Data entries for graphics:

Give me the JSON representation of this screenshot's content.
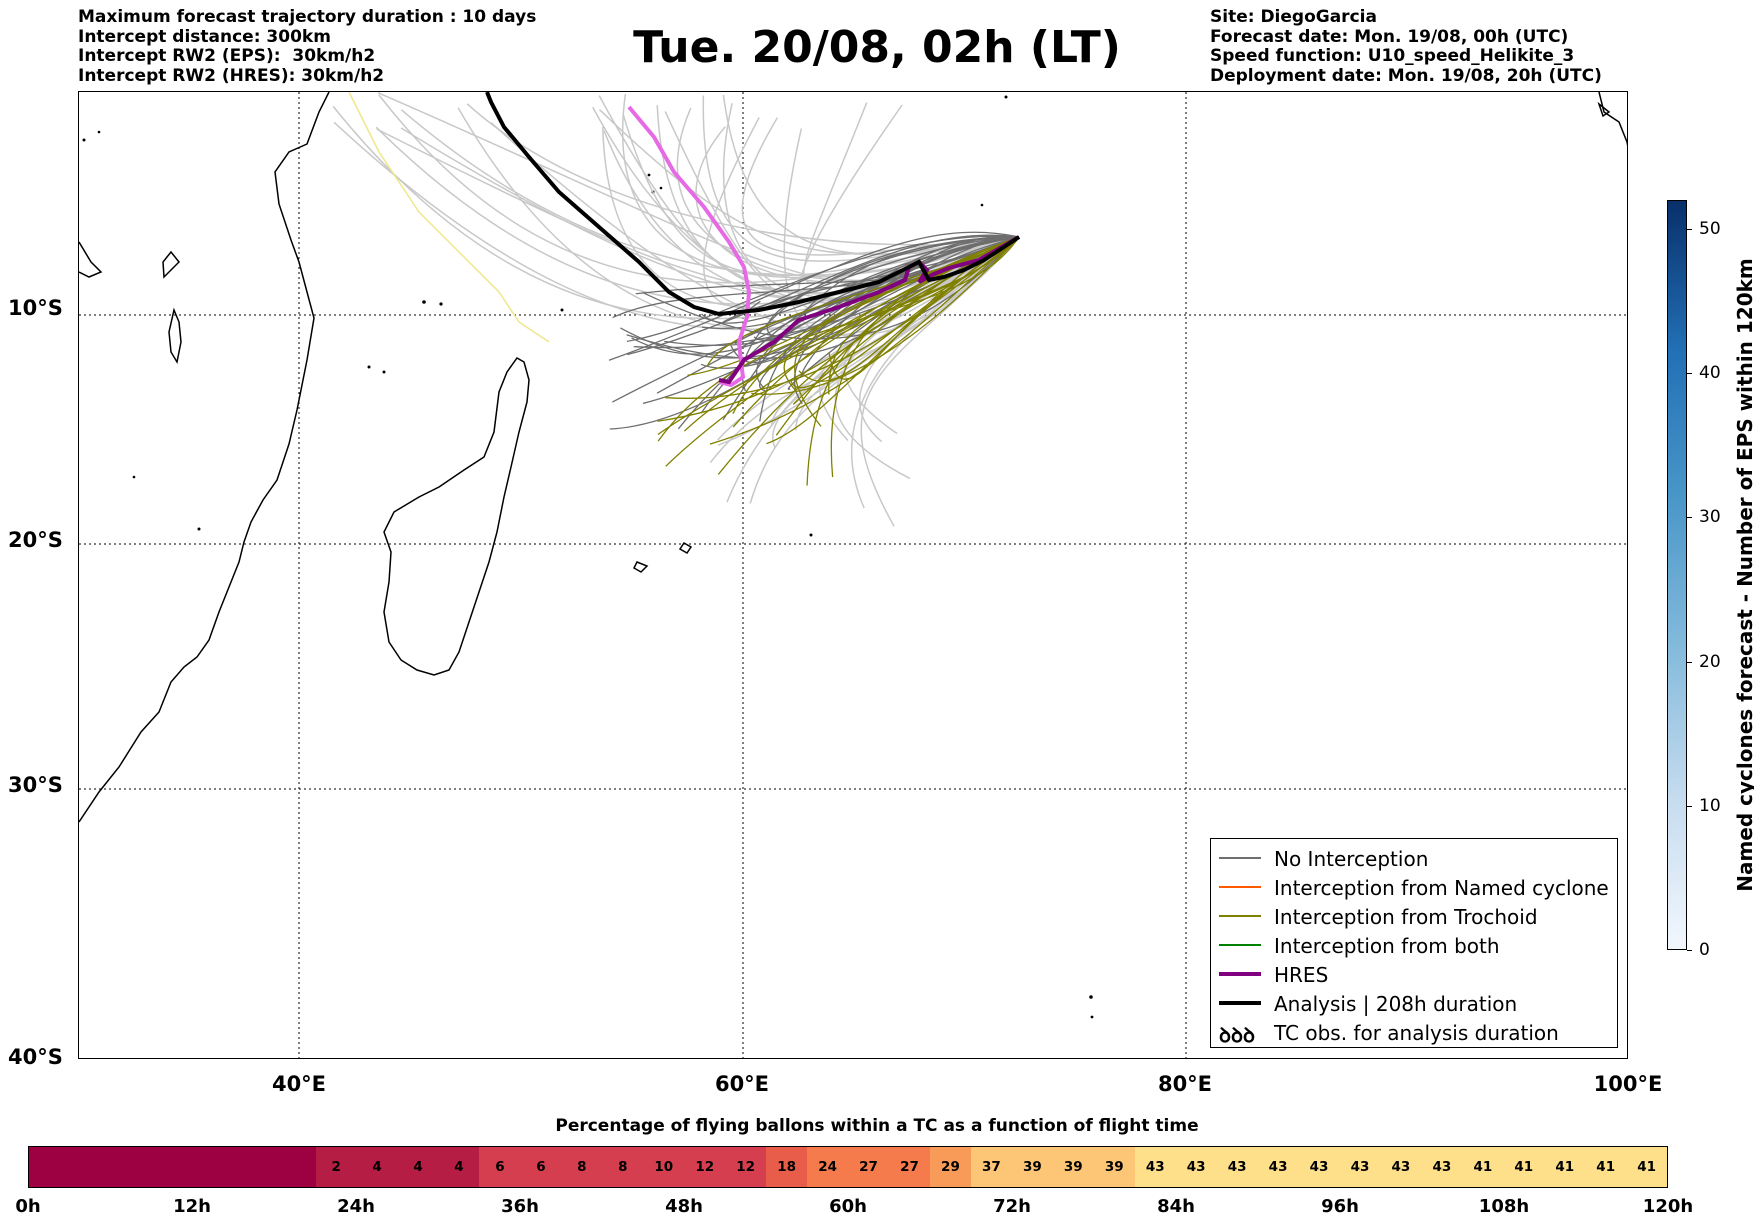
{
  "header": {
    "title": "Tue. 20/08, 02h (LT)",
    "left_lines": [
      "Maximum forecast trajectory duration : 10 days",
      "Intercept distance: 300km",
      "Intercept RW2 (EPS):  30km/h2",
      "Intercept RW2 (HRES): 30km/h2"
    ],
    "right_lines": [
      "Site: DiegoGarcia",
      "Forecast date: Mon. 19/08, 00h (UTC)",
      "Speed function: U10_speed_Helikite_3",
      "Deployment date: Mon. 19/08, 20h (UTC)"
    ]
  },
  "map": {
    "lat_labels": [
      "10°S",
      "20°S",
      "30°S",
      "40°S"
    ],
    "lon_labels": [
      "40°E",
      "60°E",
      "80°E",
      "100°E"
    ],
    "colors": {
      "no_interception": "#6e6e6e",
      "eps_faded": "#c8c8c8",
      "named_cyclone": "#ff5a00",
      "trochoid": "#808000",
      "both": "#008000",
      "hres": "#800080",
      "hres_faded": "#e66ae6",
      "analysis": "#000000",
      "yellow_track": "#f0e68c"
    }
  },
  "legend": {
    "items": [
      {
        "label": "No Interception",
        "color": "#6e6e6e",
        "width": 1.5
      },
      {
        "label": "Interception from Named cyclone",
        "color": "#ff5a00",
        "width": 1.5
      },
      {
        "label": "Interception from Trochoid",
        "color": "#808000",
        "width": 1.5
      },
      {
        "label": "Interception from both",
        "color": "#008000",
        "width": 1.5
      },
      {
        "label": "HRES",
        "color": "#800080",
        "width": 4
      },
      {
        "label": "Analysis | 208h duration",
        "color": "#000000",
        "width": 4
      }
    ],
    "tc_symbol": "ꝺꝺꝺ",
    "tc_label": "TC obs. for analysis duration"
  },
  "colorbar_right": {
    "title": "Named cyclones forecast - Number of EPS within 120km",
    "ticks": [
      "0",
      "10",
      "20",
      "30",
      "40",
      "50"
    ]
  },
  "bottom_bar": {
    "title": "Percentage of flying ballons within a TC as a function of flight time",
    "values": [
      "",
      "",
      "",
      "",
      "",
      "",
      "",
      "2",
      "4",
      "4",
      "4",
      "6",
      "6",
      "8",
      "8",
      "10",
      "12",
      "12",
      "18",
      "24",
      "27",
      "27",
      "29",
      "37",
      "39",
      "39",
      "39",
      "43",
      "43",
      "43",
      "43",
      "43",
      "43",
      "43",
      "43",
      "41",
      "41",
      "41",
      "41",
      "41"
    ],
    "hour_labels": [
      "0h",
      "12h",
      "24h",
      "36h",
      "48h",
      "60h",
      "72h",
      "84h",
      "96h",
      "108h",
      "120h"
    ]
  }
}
==
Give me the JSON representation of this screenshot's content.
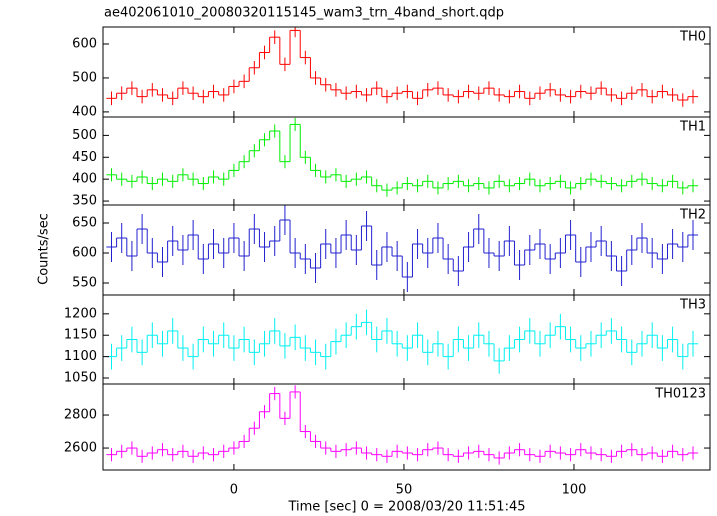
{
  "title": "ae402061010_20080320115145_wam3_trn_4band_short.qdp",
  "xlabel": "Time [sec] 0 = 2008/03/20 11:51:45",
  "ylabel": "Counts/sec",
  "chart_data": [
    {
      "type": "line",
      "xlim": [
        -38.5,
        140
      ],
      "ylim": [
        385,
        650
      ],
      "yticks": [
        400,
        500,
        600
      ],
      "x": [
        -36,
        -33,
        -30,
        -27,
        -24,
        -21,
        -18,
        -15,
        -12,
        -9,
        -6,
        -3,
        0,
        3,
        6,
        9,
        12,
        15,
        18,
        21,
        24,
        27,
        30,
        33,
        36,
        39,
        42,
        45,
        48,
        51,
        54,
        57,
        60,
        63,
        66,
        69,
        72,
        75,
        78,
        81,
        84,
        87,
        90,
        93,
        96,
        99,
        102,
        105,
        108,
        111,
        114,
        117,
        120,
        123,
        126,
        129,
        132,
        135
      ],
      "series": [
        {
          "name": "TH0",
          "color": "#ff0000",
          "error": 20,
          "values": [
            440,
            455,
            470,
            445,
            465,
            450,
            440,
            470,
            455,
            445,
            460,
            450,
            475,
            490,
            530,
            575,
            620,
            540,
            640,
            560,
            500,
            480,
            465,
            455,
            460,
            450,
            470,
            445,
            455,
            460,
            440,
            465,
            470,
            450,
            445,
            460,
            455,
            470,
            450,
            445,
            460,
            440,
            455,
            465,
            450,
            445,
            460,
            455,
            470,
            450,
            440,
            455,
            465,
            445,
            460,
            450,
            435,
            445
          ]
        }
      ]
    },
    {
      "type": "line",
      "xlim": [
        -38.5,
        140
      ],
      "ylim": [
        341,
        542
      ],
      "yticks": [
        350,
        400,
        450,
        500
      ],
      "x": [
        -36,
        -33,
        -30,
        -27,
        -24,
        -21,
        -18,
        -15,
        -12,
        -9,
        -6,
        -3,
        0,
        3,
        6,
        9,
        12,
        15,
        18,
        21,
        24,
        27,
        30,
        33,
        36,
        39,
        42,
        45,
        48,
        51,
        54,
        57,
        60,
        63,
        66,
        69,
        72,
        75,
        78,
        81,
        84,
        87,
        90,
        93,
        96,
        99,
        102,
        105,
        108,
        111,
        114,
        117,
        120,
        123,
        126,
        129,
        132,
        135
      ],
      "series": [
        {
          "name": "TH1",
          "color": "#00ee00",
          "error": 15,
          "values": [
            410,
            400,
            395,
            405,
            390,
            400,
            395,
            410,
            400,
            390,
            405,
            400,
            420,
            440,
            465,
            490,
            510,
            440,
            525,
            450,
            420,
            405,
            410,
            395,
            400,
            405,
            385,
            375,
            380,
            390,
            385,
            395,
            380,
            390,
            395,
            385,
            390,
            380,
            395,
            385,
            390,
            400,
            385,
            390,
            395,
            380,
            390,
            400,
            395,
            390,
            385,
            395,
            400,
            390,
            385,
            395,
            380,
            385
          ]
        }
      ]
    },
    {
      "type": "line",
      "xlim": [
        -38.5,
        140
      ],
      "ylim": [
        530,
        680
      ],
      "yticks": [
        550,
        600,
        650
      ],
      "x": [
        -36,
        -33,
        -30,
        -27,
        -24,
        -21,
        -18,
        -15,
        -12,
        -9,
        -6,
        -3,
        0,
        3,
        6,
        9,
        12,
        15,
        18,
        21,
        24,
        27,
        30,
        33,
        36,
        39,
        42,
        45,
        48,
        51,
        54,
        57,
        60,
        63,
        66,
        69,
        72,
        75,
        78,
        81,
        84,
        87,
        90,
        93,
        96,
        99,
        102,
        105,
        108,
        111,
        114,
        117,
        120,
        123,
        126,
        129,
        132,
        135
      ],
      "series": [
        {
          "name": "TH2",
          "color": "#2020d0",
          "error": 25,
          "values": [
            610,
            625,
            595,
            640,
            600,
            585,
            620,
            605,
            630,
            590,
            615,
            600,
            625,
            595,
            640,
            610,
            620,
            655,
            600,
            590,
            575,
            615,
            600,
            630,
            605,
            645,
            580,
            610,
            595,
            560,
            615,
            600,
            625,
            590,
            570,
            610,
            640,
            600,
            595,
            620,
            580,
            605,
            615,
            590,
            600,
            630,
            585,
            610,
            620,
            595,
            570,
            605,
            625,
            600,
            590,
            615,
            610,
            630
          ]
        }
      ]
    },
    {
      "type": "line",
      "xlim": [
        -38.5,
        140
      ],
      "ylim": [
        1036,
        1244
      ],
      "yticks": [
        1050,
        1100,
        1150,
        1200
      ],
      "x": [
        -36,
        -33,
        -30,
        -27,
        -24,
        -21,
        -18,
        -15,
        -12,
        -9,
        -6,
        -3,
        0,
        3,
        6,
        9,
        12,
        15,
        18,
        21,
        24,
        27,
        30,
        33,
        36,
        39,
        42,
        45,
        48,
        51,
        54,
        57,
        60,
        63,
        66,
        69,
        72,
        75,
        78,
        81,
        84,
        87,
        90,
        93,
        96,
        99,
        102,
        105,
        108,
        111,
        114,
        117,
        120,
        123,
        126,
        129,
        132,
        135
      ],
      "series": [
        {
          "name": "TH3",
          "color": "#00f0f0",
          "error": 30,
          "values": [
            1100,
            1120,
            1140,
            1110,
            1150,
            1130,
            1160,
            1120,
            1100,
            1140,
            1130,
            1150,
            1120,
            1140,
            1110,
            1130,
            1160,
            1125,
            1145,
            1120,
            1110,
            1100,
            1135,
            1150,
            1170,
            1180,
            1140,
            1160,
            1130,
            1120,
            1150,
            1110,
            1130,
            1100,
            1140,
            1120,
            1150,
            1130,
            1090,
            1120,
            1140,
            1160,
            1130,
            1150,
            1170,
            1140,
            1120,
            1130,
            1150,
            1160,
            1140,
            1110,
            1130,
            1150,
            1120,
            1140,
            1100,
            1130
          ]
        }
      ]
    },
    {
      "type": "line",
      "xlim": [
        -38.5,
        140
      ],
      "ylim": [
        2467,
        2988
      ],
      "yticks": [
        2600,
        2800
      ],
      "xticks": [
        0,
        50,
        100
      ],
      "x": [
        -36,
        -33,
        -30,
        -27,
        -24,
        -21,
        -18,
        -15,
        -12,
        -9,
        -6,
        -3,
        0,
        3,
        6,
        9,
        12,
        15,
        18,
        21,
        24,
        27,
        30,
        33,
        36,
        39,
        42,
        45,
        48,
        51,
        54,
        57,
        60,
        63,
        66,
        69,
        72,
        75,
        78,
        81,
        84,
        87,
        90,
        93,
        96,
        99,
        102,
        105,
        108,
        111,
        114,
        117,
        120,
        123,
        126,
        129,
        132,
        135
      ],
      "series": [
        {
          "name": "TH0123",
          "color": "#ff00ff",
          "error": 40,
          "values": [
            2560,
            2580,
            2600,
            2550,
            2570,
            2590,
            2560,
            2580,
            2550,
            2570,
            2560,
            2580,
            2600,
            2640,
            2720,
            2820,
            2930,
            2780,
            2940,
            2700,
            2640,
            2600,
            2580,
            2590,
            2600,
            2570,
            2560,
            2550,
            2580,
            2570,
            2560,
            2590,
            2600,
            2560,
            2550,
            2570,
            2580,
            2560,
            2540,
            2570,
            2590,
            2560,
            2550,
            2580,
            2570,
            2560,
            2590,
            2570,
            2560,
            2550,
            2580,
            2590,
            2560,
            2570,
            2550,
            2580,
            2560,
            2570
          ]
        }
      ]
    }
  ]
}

▶ [GIVEN INSTRUCTION]:
Go through the entries above and copy every line containing "function".

▶ [SOLUTION FOR THIS TASK]:
      "Speed function: U10_speed_Helikite_3",
    "title": "Percentage of flying ballons within a TC as a function of flight time",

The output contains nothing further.